#### [Data records]
* START *

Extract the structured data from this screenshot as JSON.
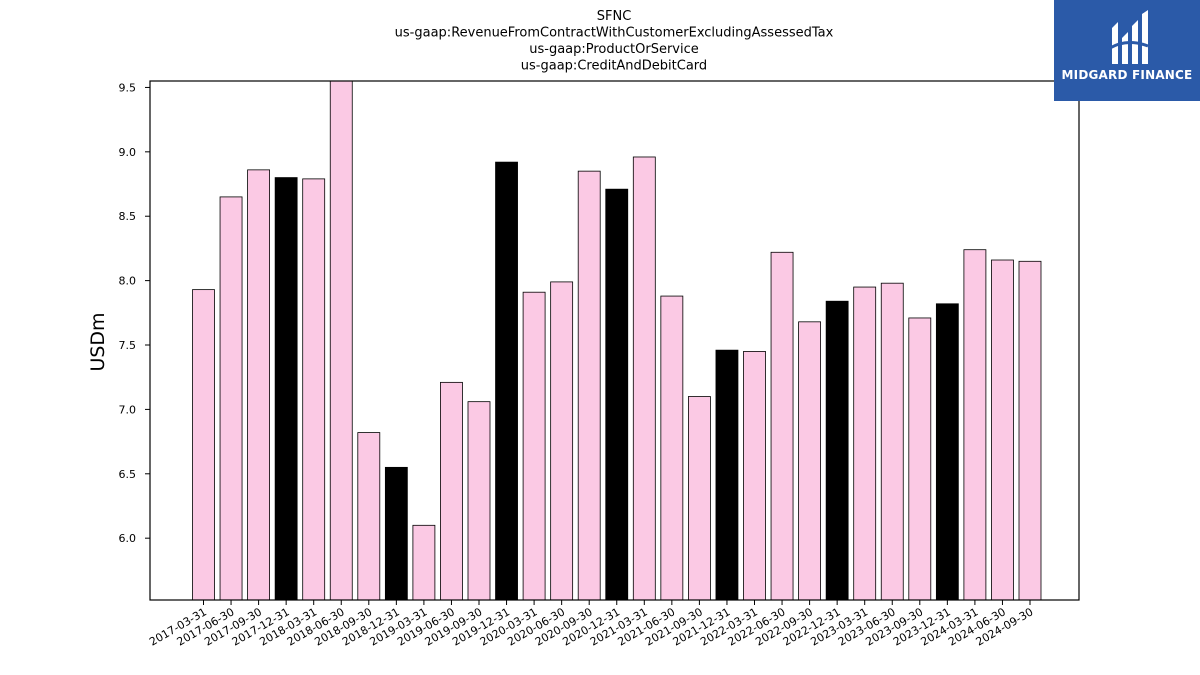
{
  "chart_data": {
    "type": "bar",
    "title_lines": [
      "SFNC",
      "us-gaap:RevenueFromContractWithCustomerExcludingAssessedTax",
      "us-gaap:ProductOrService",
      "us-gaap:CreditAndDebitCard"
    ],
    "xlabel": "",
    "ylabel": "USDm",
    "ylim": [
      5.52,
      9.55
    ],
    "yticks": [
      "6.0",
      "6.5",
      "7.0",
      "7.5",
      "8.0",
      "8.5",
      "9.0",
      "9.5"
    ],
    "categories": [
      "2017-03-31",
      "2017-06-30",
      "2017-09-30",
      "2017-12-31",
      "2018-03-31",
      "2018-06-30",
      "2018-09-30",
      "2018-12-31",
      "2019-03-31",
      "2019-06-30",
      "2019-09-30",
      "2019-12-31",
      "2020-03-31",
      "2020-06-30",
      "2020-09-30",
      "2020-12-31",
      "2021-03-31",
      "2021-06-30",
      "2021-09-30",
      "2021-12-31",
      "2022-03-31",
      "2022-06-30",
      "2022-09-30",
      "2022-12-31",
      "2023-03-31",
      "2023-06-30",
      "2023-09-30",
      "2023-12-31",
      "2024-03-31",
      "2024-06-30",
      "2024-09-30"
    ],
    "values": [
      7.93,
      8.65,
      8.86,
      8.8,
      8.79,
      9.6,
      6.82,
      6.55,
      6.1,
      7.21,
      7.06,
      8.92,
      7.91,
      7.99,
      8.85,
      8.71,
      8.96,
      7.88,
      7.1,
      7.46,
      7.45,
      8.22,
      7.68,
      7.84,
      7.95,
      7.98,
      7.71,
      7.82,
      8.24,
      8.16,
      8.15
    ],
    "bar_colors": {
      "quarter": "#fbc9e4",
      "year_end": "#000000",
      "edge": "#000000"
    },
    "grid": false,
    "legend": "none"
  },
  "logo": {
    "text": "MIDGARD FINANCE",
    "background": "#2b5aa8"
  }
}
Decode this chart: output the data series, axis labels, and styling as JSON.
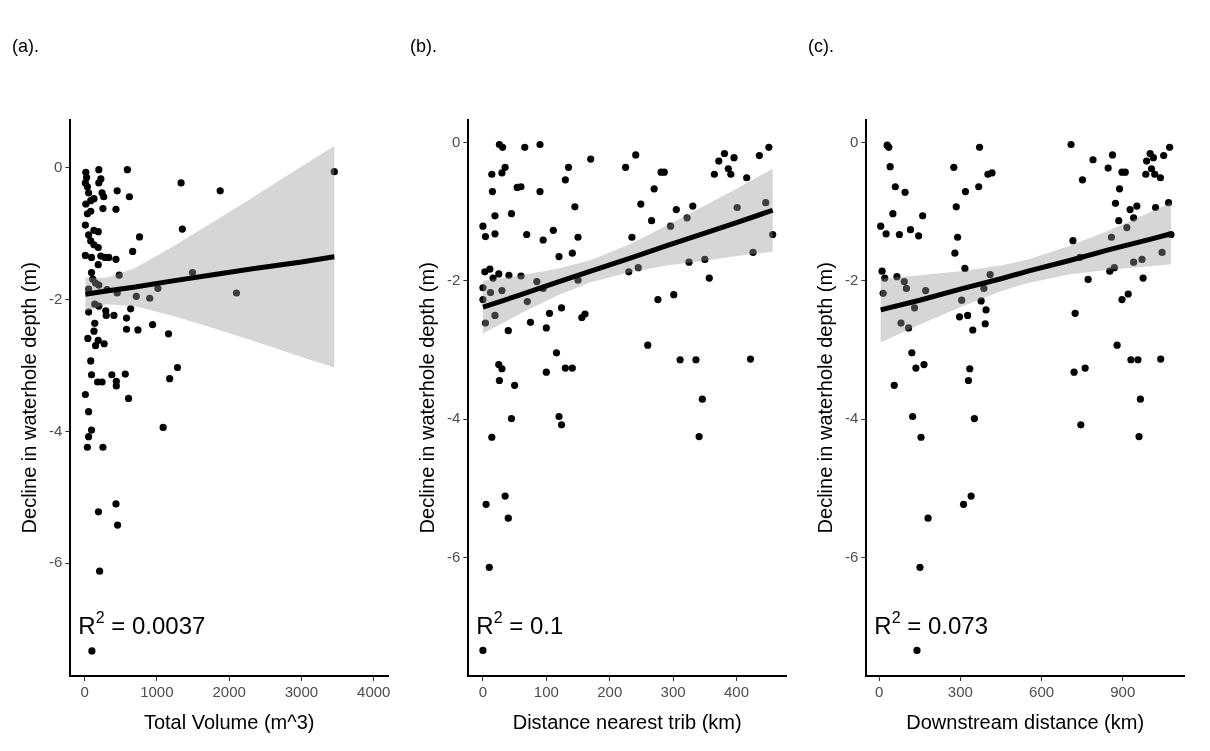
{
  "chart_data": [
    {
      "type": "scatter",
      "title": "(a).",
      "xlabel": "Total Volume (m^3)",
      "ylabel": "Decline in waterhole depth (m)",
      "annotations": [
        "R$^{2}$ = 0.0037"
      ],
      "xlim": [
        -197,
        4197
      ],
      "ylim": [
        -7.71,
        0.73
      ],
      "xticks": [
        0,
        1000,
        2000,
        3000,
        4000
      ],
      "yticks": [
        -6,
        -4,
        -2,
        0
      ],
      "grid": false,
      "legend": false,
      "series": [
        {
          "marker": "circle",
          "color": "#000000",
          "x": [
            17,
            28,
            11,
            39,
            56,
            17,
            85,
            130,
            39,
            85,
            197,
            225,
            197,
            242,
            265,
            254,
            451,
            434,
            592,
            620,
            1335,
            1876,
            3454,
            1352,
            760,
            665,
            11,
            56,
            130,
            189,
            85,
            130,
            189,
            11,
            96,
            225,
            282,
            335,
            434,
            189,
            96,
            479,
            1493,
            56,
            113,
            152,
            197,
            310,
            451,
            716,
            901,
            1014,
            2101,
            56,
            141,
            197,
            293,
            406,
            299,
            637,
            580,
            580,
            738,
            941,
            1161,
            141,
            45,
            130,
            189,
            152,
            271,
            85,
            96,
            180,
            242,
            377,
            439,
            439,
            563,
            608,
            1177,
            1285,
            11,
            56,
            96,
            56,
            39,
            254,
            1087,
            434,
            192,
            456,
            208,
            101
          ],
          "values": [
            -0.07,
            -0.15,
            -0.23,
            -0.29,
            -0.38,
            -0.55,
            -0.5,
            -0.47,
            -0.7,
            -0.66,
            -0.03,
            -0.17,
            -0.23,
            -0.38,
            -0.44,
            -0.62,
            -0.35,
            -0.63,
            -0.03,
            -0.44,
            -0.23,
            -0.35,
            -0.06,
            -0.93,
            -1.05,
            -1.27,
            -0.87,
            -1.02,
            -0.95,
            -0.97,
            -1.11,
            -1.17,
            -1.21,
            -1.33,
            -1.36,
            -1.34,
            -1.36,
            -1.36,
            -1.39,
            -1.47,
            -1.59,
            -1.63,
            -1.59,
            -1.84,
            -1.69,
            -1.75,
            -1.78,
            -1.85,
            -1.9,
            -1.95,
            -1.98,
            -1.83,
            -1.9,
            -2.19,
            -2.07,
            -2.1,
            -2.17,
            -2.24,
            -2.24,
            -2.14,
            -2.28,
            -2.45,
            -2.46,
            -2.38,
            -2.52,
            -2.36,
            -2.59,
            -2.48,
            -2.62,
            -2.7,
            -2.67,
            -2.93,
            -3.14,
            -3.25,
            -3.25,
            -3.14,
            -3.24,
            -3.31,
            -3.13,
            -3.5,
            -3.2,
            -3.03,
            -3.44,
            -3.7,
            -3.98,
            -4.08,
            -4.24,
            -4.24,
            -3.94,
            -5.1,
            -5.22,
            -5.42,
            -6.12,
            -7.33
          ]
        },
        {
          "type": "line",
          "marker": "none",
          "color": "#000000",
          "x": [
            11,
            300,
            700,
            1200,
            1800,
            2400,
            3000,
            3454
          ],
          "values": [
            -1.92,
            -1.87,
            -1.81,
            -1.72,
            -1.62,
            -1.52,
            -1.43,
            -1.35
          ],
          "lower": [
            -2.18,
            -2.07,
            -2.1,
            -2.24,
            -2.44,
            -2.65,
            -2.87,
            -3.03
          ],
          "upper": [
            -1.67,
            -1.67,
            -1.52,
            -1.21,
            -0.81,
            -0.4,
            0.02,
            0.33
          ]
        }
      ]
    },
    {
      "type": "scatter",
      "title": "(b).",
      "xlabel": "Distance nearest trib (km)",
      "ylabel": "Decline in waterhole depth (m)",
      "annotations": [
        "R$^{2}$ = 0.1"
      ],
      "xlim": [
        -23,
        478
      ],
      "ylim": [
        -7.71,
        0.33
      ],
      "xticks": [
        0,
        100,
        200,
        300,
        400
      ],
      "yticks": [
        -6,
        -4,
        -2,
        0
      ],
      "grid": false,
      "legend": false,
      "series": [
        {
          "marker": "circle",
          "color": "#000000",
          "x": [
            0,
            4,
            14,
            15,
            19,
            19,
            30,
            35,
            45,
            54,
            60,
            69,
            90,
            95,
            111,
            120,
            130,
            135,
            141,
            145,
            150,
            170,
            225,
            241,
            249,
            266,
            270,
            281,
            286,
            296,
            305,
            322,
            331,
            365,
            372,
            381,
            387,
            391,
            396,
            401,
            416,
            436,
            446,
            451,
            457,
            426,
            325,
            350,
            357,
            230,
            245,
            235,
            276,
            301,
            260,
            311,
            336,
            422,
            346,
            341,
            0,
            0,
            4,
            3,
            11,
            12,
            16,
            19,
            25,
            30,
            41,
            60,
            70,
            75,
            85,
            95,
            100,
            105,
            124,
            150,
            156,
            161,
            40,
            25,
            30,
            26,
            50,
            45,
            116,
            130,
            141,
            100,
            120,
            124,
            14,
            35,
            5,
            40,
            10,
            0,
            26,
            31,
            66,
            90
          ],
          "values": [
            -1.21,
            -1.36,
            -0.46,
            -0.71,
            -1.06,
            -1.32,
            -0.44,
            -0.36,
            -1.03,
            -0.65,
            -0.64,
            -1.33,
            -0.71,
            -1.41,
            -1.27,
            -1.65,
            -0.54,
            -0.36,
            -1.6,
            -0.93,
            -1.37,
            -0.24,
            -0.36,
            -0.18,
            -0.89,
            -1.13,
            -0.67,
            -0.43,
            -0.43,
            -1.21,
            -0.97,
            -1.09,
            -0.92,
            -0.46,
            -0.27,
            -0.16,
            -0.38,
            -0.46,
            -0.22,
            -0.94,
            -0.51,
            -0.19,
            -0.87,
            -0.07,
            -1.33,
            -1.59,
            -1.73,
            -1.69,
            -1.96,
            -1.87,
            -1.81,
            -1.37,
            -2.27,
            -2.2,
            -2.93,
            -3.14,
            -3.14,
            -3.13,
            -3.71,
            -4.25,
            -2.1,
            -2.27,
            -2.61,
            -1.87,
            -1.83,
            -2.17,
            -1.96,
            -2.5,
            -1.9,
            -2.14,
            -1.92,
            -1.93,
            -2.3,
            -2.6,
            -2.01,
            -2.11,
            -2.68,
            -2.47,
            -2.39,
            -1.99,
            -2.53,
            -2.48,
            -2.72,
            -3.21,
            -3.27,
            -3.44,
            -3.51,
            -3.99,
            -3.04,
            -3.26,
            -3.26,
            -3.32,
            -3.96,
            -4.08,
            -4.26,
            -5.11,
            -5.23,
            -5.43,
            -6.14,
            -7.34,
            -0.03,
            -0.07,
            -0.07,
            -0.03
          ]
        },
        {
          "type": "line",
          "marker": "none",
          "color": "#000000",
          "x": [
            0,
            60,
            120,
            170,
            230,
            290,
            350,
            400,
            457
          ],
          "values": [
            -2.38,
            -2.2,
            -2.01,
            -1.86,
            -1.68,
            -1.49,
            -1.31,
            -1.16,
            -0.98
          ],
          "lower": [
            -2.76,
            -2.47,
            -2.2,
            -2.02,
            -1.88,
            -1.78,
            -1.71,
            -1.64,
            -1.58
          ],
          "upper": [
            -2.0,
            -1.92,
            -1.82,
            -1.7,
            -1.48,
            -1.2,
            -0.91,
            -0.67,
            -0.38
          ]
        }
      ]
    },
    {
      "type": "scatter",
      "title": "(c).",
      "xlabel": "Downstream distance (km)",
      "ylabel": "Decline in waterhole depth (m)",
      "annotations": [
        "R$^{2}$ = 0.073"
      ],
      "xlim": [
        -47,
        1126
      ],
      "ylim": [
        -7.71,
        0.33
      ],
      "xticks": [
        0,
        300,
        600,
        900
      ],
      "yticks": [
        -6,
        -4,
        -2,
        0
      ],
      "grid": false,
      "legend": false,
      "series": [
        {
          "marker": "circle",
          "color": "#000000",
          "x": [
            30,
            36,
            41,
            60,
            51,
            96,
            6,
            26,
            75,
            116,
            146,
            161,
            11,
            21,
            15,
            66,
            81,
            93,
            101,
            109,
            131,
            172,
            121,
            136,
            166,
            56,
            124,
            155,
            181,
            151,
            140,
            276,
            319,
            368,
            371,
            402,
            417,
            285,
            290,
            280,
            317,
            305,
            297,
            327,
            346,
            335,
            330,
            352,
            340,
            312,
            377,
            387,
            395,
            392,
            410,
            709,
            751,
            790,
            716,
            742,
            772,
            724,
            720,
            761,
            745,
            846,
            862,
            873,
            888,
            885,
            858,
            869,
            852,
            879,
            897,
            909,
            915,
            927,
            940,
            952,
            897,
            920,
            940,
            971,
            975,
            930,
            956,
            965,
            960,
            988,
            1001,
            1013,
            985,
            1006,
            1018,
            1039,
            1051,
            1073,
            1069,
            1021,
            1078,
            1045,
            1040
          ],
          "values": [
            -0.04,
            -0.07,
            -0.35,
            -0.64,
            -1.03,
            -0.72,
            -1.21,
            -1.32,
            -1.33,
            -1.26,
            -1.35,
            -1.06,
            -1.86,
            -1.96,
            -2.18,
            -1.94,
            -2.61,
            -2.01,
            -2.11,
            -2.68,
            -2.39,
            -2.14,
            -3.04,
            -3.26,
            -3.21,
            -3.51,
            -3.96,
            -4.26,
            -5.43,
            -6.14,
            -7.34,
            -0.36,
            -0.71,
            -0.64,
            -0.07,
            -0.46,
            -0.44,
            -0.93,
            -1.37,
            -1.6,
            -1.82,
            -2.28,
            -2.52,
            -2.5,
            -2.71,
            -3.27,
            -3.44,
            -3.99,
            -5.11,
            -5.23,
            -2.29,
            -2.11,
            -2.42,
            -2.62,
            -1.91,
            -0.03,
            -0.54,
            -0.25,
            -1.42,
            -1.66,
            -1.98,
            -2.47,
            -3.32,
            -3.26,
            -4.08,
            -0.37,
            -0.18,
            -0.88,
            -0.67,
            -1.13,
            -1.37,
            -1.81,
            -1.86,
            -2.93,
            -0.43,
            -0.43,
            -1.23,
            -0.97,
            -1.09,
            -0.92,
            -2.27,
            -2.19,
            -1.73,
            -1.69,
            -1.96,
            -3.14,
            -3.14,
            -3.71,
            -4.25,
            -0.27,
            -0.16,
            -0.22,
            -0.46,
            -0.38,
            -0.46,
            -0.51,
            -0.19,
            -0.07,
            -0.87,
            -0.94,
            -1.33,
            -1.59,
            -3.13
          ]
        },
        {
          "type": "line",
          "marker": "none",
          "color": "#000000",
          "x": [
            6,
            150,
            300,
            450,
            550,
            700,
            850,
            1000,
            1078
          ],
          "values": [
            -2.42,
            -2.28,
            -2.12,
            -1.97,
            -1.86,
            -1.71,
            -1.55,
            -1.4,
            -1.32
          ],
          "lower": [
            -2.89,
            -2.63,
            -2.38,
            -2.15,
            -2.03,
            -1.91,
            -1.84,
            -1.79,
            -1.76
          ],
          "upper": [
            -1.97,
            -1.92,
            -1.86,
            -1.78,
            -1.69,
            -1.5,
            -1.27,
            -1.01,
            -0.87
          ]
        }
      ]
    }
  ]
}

* END *

#### [Job]
Which lines above contain the word "this"? Copy each of them.

#### [Full response]
Extract the structured data from this screenshot as JSON.
Decode this chart: output the data series, axis labels, and styling as JSON.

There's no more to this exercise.